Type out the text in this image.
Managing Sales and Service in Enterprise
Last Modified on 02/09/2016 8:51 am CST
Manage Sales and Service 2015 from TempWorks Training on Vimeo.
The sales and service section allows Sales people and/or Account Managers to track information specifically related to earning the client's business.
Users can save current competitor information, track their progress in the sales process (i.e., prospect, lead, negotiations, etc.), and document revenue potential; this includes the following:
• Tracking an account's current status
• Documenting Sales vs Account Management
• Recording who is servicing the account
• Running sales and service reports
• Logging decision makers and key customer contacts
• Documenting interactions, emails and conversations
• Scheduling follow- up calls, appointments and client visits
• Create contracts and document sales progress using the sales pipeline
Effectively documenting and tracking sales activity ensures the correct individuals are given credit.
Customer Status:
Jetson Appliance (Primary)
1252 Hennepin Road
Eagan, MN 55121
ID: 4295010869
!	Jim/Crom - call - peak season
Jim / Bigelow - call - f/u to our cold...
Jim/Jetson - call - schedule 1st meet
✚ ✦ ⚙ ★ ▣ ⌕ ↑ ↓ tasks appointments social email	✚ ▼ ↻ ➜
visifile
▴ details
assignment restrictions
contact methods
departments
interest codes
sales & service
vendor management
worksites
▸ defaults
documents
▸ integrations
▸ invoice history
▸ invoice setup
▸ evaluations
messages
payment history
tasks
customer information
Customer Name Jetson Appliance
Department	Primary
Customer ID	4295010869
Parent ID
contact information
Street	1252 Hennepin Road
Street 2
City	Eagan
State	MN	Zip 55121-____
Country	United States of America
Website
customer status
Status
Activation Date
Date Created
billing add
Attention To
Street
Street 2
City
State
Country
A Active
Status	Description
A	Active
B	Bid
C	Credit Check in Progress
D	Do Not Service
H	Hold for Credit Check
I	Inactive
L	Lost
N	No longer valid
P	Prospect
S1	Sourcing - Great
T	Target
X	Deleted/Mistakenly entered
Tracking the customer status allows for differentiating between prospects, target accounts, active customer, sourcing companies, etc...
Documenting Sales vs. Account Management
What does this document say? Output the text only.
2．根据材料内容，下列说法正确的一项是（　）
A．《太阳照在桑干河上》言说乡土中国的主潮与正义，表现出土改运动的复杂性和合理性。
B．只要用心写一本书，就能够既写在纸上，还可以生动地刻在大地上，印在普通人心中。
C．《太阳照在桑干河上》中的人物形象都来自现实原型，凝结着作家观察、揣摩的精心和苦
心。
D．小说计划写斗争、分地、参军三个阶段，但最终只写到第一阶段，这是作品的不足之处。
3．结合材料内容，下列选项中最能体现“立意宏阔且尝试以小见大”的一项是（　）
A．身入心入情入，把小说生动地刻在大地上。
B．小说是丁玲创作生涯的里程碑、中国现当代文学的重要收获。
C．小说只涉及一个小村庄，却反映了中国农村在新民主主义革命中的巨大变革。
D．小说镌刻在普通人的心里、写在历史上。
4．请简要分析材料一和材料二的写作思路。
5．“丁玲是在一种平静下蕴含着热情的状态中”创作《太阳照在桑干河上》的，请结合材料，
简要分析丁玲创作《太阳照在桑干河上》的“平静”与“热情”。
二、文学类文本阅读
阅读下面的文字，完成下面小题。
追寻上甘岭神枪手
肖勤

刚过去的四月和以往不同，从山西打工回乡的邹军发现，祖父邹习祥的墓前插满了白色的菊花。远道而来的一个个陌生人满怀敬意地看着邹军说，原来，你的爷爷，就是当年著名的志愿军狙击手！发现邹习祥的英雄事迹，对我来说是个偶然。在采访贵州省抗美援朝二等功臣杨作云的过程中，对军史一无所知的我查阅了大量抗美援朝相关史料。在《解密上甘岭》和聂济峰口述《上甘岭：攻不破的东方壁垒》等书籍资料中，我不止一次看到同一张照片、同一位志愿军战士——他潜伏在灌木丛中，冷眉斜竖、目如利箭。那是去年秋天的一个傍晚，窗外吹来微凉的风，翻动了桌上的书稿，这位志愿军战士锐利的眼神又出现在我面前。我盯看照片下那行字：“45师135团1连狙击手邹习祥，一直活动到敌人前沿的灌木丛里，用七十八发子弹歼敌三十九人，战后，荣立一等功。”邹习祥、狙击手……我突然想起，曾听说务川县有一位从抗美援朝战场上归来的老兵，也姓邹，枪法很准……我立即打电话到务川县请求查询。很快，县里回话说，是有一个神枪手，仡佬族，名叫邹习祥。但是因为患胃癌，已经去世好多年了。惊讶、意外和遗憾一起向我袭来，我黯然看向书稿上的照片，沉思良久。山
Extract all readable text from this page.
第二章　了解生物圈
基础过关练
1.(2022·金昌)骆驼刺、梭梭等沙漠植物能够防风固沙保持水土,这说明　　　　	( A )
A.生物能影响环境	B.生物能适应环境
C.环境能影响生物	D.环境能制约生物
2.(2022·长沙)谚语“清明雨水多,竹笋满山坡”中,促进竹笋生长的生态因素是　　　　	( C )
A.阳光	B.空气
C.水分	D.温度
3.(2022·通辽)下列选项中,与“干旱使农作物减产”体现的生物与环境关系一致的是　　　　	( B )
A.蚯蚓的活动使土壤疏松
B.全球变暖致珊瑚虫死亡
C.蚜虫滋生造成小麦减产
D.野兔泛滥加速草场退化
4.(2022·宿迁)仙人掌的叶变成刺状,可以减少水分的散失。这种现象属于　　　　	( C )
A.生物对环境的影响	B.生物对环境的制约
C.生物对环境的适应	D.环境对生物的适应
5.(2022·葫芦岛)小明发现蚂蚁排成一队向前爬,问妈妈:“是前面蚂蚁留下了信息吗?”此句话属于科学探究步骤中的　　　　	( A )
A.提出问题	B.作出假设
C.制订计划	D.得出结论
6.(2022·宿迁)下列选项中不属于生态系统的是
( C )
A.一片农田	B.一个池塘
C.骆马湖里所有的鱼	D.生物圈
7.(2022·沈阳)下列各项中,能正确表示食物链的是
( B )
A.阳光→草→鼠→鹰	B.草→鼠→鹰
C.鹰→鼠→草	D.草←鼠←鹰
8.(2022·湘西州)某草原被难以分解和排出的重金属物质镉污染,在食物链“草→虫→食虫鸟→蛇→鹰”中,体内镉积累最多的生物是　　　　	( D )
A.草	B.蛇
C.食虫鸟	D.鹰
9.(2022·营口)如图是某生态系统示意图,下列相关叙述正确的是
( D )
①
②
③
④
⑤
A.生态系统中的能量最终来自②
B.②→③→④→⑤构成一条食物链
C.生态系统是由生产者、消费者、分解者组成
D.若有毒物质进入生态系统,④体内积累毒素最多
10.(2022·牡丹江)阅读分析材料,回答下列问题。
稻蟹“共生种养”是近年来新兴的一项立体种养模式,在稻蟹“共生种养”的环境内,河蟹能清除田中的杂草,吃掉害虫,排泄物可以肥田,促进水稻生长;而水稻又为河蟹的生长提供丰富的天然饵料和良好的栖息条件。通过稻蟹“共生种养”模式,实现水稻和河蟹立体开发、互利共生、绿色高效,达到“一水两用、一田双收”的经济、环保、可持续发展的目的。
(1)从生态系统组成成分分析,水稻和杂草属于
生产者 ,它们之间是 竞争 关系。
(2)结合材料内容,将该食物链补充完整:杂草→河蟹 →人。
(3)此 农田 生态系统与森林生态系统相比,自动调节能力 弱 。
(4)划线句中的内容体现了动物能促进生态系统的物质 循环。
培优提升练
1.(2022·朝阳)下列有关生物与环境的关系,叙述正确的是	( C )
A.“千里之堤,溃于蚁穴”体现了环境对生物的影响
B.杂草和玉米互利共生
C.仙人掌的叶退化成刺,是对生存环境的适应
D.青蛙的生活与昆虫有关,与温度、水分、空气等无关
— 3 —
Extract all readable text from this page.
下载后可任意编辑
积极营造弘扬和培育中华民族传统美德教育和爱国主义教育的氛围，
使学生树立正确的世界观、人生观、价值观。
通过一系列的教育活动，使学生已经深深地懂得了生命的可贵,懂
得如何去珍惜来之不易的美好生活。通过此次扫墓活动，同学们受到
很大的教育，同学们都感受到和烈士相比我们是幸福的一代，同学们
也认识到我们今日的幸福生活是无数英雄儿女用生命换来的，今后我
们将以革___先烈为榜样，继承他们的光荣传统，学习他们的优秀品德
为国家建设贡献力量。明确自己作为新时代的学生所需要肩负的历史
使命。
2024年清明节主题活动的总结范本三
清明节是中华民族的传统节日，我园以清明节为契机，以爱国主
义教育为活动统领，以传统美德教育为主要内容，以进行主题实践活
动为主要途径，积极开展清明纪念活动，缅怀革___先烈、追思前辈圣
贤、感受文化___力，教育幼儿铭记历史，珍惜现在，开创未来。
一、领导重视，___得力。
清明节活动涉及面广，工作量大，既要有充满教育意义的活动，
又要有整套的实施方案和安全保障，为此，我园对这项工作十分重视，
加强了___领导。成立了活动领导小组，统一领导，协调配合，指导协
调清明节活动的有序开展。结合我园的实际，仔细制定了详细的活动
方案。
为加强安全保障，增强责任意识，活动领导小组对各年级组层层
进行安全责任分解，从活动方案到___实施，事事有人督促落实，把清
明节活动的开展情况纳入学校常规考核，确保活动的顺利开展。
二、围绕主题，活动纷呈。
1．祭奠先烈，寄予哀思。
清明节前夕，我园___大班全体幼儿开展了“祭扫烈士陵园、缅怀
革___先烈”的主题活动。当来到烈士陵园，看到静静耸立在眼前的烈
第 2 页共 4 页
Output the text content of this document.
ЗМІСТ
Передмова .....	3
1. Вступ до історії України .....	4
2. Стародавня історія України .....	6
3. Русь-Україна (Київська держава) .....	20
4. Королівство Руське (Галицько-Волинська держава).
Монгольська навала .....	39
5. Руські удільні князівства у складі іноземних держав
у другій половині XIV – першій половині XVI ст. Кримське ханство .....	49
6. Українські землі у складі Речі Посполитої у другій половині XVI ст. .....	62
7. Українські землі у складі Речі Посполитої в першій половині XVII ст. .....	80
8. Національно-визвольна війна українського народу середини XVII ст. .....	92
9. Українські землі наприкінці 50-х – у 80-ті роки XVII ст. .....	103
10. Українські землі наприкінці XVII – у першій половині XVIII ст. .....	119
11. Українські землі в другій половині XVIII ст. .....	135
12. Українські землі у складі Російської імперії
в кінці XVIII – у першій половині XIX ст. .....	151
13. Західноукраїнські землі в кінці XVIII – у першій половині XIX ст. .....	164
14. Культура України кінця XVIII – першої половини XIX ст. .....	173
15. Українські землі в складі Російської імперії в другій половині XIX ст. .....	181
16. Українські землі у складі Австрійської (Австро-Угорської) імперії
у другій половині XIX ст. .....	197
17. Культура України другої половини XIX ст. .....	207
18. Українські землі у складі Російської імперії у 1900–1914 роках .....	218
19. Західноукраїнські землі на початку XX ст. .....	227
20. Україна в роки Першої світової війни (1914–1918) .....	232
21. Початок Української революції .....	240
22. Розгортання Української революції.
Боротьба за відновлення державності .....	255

Exercise directions
Copy every line above that holds the word "Jetson".

Solution to this problem
Jetson Appliance (Primary)
Jim/Jetson - call - schedule 1st meet
Customer Name Jetson Appliance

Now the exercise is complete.